• _Stated task_
Each line of the material below that holds the word "Tener" needs to be copied.

• _Raw records_
—————

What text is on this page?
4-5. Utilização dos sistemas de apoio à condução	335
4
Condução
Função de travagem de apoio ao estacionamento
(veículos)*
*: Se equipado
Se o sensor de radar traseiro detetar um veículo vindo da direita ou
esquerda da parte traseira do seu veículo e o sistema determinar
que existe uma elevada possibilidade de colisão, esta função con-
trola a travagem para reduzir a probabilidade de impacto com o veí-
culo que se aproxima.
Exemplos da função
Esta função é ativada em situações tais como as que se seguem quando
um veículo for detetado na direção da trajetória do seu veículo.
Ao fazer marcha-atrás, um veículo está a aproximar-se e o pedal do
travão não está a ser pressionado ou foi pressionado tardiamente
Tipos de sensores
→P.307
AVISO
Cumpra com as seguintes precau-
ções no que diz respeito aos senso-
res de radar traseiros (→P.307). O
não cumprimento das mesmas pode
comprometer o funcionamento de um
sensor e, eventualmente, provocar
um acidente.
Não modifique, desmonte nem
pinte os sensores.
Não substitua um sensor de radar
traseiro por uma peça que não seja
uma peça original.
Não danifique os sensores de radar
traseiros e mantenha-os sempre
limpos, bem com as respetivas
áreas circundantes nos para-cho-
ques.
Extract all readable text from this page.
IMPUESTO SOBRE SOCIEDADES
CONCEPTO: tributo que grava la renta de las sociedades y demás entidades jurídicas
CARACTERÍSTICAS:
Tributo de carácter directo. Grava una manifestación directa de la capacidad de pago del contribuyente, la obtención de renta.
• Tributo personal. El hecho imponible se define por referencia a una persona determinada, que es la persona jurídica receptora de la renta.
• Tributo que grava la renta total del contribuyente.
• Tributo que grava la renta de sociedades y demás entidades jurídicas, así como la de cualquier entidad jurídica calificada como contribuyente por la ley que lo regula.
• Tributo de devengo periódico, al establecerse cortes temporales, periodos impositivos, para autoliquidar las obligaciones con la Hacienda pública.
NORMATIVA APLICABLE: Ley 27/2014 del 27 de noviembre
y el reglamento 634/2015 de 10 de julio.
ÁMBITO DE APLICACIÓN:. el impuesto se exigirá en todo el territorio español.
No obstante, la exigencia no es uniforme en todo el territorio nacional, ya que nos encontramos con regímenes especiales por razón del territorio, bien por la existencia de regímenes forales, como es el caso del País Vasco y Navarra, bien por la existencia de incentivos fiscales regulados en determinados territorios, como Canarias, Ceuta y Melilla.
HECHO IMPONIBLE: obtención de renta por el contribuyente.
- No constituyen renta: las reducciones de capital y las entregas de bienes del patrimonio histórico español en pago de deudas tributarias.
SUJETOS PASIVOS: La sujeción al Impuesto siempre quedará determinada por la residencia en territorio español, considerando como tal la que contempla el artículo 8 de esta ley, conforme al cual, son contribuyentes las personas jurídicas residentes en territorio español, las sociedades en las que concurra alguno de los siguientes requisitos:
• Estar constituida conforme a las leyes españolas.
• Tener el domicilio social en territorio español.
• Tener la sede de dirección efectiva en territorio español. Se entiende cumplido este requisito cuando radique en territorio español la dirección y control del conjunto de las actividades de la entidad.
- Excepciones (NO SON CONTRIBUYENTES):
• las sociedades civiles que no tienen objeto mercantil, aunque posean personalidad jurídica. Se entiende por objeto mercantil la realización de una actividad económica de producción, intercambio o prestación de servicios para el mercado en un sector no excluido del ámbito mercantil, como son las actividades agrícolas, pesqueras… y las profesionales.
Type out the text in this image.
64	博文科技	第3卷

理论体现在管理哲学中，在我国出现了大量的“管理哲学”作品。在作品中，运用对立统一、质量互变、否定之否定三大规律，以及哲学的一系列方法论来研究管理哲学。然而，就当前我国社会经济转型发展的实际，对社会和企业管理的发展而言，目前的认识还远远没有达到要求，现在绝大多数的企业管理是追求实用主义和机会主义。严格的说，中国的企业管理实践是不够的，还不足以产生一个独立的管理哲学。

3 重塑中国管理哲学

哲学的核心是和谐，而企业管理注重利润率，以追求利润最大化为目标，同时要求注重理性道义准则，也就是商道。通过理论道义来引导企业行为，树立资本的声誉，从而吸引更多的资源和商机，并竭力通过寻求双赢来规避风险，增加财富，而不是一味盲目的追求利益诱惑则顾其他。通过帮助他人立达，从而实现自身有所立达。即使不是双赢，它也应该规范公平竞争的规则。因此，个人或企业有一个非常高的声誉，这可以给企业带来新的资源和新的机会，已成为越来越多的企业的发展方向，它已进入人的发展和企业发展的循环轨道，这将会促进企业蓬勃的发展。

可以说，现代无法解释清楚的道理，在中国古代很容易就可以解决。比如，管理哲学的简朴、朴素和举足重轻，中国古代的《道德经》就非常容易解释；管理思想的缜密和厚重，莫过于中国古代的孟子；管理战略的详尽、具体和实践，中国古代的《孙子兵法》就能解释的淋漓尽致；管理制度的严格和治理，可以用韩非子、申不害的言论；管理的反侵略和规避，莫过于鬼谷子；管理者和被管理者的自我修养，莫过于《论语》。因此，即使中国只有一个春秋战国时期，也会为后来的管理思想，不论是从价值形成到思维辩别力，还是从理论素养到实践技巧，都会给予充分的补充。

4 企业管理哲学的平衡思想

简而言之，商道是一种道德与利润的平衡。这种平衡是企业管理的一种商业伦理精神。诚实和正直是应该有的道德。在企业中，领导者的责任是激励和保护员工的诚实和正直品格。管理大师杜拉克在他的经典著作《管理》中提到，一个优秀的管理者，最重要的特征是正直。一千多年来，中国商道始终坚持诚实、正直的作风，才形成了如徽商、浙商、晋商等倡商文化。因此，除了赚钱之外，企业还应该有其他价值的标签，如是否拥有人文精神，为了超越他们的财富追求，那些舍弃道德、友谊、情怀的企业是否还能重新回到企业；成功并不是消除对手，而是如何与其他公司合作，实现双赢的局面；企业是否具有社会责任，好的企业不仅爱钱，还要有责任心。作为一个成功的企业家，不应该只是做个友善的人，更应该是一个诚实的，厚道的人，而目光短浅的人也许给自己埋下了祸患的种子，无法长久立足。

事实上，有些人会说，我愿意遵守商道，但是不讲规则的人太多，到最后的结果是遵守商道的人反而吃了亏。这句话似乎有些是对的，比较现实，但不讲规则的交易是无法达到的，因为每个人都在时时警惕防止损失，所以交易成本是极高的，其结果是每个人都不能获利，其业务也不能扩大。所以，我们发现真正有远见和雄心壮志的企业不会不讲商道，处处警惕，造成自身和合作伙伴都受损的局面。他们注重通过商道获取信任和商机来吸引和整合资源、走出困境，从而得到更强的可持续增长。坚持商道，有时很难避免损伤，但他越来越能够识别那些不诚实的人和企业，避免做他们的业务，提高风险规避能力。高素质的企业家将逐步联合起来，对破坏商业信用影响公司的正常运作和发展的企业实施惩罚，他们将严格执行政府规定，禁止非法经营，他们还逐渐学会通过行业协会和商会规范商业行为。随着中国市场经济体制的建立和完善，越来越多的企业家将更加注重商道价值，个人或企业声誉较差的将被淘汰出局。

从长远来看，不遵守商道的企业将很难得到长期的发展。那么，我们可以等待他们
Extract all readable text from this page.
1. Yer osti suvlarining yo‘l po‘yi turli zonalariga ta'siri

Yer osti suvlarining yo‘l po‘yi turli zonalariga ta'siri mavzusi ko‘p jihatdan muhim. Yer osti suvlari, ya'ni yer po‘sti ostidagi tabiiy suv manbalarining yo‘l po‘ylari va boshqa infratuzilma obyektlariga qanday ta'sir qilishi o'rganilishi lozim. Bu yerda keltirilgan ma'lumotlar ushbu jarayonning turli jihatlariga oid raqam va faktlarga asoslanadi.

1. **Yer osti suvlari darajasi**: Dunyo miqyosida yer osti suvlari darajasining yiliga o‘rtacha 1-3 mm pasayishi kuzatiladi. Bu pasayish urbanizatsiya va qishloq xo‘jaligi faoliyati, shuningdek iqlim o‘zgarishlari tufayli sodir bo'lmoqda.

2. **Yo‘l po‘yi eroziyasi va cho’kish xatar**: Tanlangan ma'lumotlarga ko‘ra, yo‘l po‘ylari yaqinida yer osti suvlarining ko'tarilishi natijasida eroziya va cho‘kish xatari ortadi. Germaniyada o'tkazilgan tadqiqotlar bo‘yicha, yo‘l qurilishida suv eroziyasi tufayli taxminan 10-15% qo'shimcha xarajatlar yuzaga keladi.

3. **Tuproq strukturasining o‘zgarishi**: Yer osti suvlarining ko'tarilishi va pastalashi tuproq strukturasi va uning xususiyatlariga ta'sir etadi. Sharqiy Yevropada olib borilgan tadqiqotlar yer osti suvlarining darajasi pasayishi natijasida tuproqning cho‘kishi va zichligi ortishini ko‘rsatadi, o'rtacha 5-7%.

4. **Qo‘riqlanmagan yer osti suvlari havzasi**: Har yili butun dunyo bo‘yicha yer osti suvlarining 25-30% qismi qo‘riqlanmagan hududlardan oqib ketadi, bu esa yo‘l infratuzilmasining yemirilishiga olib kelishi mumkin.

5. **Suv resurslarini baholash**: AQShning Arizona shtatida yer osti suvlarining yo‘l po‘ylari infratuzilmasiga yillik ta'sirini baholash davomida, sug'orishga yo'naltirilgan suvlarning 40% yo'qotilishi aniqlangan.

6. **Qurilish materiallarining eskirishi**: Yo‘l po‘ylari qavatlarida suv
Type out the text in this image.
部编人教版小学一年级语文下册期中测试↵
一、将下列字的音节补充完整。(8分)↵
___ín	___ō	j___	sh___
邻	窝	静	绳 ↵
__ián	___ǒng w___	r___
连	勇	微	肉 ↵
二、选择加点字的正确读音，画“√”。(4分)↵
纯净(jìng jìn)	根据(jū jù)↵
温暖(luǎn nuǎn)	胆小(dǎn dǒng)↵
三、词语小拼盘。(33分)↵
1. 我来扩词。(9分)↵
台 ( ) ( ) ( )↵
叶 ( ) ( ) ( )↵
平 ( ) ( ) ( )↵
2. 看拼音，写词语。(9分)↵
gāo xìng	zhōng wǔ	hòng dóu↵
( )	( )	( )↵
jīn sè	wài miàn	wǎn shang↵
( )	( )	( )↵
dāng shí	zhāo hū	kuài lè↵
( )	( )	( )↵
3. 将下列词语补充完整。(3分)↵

—————

• _Exercise response_
• Tener el domicilio social en territorio español.
• Tener la sede de dirección efectiva en territorio español. Se entiende cumplido este requisito cuando radique en territorio español la dirección y control del conjunto de las actividades de la entidad.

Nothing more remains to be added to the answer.